__LISTED ENTRIES__.
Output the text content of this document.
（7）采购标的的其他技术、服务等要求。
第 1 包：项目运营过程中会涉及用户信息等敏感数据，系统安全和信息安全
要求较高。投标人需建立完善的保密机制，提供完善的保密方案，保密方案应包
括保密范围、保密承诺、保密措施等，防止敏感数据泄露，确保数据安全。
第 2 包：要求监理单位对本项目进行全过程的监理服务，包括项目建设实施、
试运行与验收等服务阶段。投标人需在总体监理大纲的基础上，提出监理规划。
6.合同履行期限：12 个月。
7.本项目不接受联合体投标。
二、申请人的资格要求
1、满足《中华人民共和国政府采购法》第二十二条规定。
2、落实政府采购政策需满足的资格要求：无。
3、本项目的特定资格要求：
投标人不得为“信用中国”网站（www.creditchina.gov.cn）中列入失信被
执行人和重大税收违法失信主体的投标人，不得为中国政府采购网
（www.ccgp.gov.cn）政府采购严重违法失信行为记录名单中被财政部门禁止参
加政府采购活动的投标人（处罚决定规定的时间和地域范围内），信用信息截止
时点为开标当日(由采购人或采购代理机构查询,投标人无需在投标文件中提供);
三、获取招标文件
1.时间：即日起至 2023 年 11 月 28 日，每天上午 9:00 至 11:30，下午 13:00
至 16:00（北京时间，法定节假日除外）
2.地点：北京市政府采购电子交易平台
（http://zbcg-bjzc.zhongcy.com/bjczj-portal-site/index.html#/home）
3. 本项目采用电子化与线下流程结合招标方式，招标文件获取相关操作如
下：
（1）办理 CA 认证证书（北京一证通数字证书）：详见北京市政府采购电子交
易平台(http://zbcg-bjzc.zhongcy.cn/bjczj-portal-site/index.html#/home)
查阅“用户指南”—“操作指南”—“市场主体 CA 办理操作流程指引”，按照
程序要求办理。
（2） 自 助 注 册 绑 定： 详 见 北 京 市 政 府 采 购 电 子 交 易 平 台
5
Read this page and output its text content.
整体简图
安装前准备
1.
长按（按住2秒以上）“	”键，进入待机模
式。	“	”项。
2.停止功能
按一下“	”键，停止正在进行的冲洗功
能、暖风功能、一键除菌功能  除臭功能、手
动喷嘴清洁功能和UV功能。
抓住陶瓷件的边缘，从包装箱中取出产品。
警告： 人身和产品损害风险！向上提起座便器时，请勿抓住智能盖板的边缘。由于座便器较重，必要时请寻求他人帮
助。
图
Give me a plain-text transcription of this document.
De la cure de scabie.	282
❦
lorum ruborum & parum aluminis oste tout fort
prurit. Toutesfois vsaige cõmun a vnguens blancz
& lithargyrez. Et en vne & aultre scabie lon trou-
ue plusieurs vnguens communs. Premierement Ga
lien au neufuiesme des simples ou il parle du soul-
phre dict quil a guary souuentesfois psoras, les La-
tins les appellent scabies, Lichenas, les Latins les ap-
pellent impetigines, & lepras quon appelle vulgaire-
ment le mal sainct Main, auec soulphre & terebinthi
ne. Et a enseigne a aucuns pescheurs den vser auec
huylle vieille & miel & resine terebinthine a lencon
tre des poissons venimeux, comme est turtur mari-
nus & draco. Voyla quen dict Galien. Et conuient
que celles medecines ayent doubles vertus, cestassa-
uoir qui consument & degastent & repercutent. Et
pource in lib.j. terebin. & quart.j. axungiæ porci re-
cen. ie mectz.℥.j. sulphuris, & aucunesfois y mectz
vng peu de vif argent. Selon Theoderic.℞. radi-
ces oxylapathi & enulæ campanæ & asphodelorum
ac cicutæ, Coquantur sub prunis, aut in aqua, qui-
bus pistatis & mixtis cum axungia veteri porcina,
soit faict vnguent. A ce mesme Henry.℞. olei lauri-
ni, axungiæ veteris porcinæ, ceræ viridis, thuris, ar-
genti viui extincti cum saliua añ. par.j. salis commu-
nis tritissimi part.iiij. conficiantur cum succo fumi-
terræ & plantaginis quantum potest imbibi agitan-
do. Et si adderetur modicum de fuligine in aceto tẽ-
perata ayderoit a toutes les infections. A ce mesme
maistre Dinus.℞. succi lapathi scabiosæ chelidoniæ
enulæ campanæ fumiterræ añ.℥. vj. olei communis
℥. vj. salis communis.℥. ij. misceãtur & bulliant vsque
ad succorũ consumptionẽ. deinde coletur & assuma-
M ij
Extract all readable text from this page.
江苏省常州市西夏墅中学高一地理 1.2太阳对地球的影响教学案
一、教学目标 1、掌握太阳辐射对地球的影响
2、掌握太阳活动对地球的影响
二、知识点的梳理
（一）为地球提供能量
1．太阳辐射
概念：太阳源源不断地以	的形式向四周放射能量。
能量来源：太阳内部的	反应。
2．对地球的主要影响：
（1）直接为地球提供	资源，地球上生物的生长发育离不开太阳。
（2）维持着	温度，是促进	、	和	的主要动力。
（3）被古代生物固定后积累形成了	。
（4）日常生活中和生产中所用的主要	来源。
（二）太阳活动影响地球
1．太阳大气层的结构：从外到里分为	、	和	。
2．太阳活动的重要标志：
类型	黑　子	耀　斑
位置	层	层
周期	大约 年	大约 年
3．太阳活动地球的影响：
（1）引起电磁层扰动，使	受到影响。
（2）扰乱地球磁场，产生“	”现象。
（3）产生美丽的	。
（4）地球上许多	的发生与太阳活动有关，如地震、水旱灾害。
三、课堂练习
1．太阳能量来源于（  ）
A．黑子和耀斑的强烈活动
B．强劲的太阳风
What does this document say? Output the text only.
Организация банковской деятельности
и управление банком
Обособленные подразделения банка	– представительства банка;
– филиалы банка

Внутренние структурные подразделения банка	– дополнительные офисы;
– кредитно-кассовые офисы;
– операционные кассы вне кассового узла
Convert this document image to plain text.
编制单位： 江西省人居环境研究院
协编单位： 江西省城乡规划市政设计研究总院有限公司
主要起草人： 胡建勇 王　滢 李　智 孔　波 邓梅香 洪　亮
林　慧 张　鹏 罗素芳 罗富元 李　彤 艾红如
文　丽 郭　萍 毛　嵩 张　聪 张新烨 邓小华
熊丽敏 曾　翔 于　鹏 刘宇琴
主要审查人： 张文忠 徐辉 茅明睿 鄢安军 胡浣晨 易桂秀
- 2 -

__WHAT YOU SHOULD DO__.
Lines containing the string "офисы" are to be selected and copied.

__WRITTEN SOLUTION__.
Внутренние структурные подразделения банка	– дополнительные офисы;
– кредитно-кассовые офисы;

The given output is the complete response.